* Material supplied *

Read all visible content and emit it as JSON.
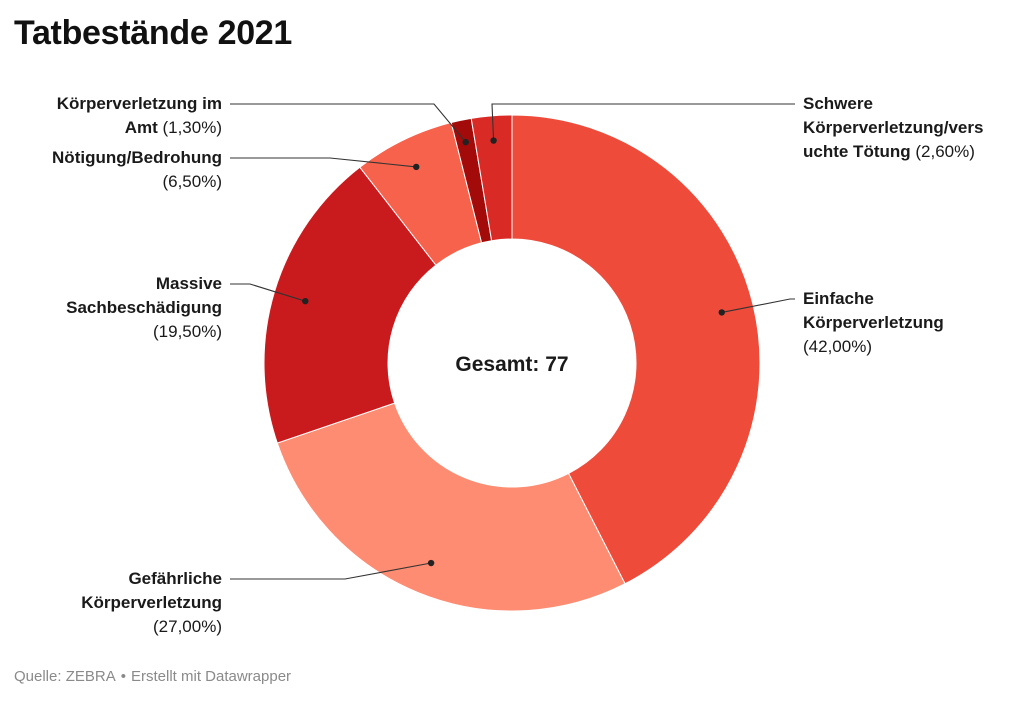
{
  "title": "Tatbestände 2021",
  "footer": {
    "source": "Quelle: ZEBRA",
    "separator": "•",
    "credit": "Erstellt mit Datawrapper"
  },
  "chart_data": {
    "type": "pie",
    "variant": "donut",
    "title": "Tatbestände 2021",
    "center_label": "Gesamt: 77",
    "start_angle_deg": 0,
    "direction": "clockwise",
    "slices": [
      {
        "name": "Einfache Körperverletzung",
        "value": 42.0,
        "label_lines": [
          "Einfache",
          "Körperverletzung"
        ],
        "value_label": "(42,00%)",
        "color": "#ee4b3b",
        "label_side": "right"
      },
      {
        "name": "Gefährliche Körperverletzung",
        "value": 27.0,
        "label_lines": [
          "Gefährliche",
          "Körperverletzung"
        ],
        "value_label": "(27,00%)",
        "color": "#fd8c72",
        "label_side": "left"
      },
      {
        "name": "Massive Sachbeschädigung",
        "value": 19.5,
        "label_lines": [
          "Massive",
          "Sachbeschädigung"
        ],
        "value_label": "(19,50%)",
        "color": "#c91b1d",
        "label_side": "left"
      },
      {
        "name": "Nötigung/Bedrohung",
        "value": 6.5,
        "label_lines": [
          "Nötigung/Bedrohung"
        ],
        "value_label": "(6,50%)",
        "color": "#f7624c",
        "label_side": "left"
      },
      {
        "name": "Körperverletzung im Amt",
        "value": 1.3,
        "label_lines": [
          "Körperverletzung im",
          "Amt"
        ],
        "value_label": "(1,30%)",
        "value_inline": true,
        "color": "#a30b0b",
        "label_side": "left"
      },
      {
        "name": "Schwere Körperverletzung/versuchte Tötung",
        "value": 2.6,
        "label_lines": [
          "Schwere",
          "Körperverletzung/vers",
          "uchte Tötung"
        ],
        "value_label": "(2,60%)",
        "value_inline": true,
        "color": "#d92a26",
        "label_side": "right"
      }
    ]
  }
}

* Requirements *
From the data, pick out every line that includes "name".

* Finished task *
        "name": "Einfache Körperverletzung",
        "name": "Gefährliche Körperverletzung",
        "name": "Massive Sachbeschädigung",
        "name": "Nötigung/Bedrohung",
        "name": "Körperverletzung im Amt",
        "name": "Schwere Körperverletzung/versuchte Tötung",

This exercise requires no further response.